** start MATERIAL FOR THIS EXERCISE **

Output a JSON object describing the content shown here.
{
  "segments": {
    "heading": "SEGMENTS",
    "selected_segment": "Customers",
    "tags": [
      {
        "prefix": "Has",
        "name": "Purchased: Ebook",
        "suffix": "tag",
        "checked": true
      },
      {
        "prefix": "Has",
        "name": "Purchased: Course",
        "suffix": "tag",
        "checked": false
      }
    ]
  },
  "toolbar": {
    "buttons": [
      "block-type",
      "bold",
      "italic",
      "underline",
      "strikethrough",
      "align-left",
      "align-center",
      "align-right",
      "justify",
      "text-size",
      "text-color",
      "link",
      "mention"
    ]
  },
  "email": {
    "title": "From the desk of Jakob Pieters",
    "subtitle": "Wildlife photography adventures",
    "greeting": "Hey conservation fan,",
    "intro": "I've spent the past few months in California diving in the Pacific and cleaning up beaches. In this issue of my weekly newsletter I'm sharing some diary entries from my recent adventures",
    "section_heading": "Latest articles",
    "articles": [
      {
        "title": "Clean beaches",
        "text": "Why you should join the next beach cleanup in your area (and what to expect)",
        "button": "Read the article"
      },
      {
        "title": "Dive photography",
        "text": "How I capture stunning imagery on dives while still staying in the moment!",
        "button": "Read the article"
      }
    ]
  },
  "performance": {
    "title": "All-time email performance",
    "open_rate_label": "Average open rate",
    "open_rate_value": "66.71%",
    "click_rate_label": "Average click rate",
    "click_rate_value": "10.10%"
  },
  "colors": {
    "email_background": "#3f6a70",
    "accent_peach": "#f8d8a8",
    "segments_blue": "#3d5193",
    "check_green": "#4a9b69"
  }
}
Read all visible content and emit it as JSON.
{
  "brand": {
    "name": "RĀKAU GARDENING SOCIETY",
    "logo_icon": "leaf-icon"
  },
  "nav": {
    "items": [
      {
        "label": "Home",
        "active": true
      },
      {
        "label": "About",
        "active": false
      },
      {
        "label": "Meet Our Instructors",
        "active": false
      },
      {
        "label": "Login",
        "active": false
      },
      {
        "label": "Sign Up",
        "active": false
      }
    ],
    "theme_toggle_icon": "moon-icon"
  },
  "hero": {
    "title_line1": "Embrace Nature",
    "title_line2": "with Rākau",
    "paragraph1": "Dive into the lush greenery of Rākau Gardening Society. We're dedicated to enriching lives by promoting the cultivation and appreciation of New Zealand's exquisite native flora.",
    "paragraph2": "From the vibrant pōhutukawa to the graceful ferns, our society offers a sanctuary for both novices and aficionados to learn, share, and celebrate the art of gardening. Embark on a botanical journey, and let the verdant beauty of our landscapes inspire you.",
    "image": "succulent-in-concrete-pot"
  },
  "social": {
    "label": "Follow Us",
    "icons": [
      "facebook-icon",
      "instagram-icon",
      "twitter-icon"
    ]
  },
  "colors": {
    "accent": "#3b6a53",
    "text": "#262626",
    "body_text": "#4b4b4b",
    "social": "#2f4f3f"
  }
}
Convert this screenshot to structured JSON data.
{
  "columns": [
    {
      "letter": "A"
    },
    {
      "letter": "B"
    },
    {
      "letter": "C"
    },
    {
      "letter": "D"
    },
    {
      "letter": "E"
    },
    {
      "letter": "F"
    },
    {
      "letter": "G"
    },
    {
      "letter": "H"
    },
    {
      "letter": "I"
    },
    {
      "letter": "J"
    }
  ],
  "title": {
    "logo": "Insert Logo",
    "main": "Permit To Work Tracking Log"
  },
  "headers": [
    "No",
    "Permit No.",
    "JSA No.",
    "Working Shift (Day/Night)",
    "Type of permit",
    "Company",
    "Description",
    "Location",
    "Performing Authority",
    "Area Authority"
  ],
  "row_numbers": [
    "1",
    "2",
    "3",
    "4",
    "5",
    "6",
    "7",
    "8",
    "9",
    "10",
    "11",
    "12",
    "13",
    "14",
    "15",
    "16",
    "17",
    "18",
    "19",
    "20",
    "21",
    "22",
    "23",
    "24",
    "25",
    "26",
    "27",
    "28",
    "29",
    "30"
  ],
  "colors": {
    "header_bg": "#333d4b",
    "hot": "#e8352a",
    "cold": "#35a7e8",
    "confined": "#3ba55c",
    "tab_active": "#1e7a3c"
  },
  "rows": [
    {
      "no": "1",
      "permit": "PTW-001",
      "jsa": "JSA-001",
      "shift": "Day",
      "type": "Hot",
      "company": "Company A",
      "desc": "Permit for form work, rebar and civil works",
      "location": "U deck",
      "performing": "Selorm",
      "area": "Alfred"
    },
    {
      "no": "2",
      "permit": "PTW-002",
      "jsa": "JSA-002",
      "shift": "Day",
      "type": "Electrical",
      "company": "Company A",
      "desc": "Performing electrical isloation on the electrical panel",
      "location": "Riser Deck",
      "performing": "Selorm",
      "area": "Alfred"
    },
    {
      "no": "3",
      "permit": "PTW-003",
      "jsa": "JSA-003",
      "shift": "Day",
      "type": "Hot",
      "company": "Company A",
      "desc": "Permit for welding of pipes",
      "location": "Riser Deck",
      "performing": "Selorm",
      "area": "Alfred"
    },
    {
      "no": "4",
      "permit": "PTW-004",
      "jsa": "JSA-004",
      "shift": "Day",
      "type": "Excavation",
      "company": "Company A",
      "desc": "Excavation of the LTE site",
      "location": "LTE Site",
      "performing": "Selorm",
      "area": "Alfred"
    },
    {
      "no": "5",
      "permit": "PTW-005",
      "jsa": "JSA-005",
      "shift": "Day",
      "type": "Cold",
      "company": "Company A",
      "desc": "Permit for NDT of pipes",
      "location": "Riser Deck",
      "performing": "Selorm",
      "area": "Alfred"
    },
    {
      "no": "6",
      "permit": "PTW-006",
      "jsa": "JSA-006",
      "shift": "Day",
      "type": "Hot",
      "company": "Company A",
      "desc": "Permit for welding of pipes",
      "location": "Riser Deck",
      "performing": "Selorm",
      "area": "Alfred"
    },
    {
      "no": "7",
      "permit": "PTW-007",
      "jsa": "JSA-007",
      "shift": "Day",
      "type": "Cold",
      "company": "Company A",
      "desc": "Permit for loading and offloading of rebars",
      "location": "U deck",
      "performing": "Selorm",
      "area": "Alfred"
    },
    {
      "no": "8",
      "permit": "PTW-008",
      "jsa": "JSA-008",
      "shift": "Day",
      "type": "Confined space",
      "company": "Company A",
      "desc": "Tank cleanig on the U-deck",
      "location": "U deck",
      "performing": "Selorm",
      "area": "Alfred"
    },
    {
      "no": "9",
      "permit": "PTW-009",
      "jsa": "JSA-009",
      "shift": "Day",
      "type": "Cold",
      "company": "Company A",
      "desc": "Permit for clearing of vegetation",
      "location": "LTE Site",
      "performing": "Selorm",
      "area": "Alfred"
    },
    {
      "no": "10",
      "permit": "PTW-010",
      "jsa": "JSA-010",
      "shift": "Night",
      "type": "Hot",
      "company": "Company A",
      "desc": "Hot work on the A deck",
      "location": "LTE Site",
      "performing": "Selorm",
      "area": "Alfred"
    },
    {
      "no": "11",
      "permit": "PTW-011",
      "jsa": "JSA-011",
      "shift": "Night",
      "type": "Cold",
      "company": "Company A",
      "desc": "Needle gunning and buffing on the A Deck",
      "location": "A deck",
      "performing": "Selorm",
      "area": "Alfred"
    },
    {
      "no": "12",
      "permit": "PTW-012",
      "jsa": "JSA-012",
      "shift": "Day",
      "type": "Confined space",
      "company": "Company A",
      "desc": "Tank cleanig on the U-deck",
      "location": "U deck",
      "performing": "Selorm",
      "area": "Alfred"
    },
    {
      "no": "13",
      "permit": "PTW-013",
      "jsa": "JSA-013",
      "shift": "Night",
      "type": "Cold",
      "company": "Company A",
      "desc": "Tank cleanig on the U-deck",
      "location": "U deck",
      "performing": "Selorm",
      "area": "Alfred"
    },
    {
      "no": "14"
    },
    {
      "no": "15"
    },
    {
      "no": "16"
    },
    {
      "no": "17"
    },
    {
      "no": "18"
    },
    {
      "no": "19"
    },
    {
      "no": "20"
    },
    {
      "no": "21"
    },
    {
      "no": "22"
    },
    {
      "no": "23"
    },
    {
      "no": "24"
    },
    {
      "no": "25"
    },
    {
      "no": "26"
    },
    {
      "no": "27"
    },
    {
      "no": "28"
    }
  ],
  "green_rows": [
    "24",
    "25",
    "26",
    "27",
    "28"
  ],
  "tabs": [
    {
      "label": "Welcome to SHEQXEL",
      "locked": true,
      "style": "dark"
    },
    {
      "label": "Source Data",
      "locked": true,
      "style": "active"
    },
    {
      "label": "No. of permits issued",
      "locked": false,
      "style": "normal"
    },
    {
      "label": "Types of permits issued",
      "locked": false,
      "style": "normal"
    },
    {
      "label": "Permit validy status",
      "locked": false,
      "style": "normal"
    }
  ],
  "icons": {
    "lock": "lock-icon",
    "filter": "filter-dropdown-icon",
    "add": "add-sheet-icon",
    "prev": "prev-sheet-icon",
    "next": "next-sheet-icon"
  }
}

** end MATERIAL FOR THIS EXERCISE **

Every line that holds the string "Purchased" should be returned.

        "name": "Purchased: Ebook",
        "name": "Purchased: Course",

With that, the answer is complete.